- SET TASK -
The records below must be copied in full; omit the images.

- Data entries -
>> start
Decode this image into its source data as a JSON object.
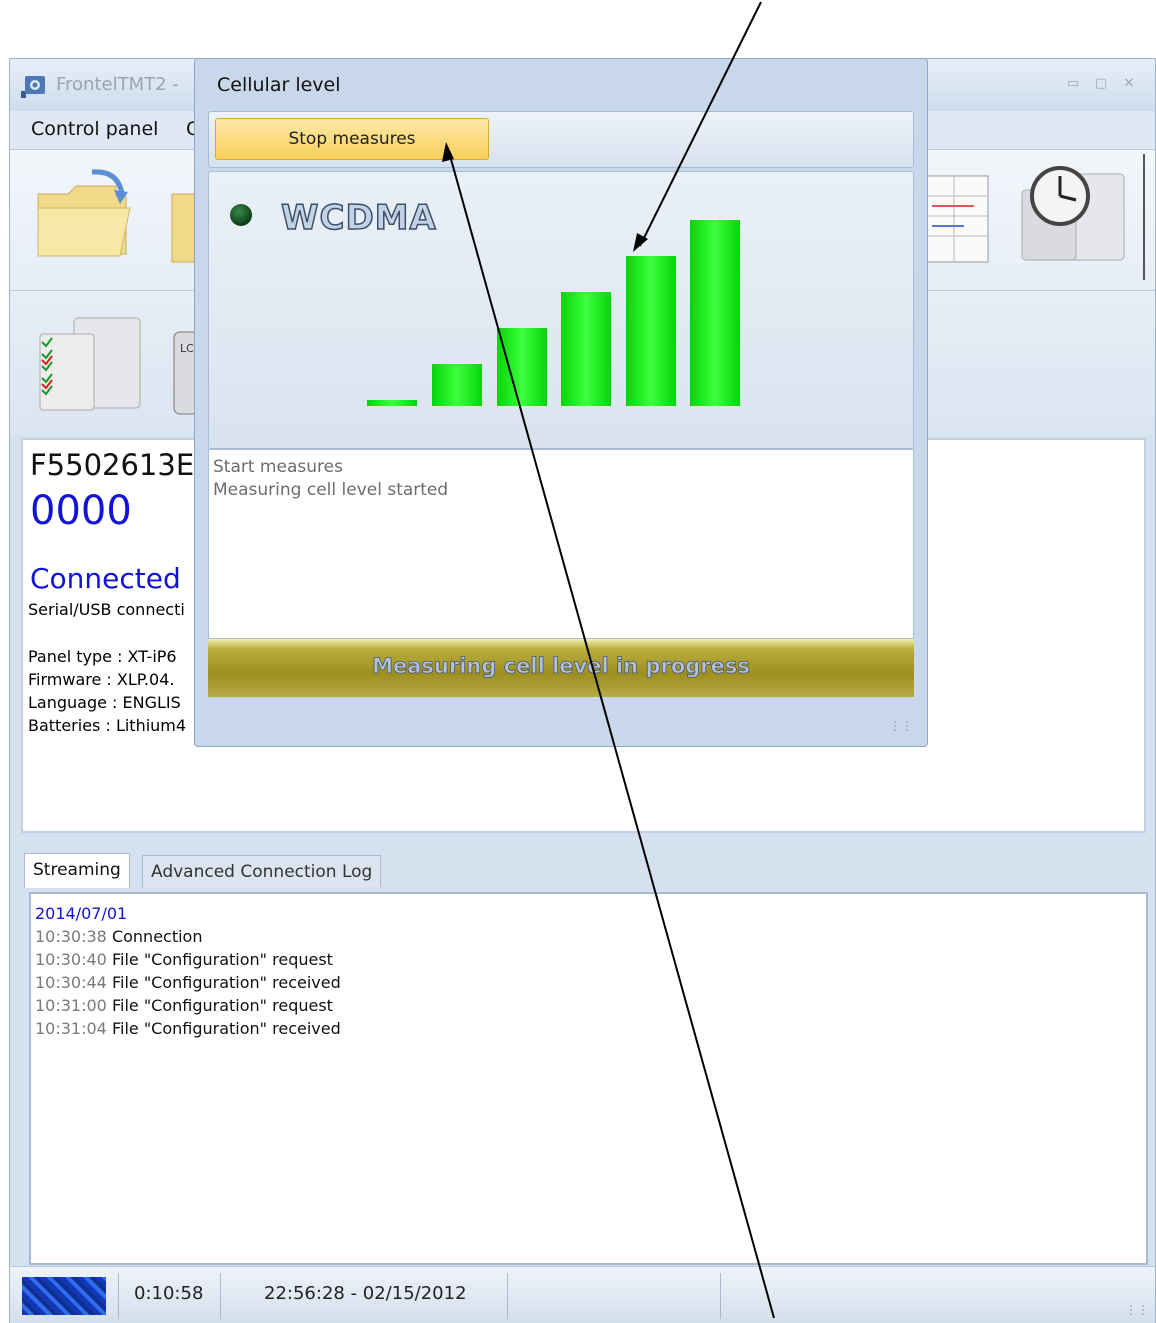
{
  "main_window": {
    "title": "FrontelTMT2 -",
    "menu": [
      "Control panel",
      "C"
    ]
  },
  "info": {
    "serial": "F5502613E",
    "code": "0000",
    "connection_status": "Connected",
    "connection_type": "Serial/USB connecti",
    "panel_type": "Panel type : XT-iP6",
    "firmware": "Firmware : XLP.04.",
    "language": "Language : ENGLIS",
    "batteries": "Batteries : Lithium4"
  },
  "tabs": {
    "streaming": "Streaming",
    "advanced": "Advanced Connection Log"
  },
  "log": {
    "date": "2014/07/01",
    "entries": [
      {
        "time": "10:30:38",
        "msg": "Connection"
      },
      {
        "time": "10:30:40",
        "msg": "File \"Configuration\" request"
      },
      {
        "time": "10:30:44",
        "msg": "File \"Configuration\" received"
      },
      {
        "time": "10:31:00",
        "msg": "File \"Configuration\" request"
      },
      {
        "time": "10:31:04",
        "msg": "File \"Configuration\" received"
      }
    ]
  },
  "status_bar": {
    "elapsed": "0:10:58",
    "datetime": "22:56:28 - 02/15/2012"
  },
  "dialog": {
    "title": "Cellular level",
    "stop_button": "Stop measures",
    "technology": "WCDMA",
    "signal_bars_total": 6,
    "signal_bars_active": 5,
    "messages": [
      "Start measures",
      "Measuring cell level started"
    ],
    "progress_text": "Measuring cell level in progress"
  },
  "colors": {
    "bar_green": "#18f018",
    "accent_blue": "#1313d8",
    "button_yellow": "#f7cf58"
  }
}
>> end
- PROBLEM SOLUTION -
Decode this image into its source data as a JSON object.
{
  "main_window": {
    "title": "FrontelTMT2 -",
    "menu": [
      "Control panel",
      "C"
    ]
  },
  "info": {
    "serial": "F5502613E",
    "code": "0000",
    "connection_status": "Connected",
    "connection_type": "Serial/USB connecti",
    "panel_type": "Panel type : XT-iP6",
    "firmware": "Firmware : XLP.04.",
    "language": "Language : ENGLIS",
    "batteries": "Batteries : Lithium4"
  },
  "tabs": {
    "streaming": "Streaming",
    "advanced": "Advanced Connection Log"
  },
  "log": {
    "date": "2014/07/01",
    "entries": [
      {
        "time": "10:30:38",
        "msg": "Connection"
      },
      {
        "time": "10:30:40",
        "msg": "File \"Configuration\" request"
      },
      {
        "time": "10:30:44",
        "msg": "File \"Configuration\" received"
      },
      {
        "time": "10:31:00",
        "msg": "File \"Configuration\" request"
      },
      {
        "time": "10:31:04",
        "msg": "File \"Configuration\" received"
      }
    ]
  },
  "status_bar": {
    "elapsed": "0:10:58",
    "datetime": "22:56:28 - 02/15/2012"
  },
  "dialog": {
    "title": "Cellular level",
    "stop_button": "Stop measures",
    "technology": "WCDMA",
    "signal_bars_total": 6,
    "signal_bars_active": 5,
    "messages": [
      "Start measures",
      "Measuring cell level started"
    ],
    "progress_text": "Measuring cell level in progress"
  },
  "colors": {
    "bar_green": "#18f018",
    "accent_blue": "#1313d8",
    "button_yellow": "#f7cf58"
  }
}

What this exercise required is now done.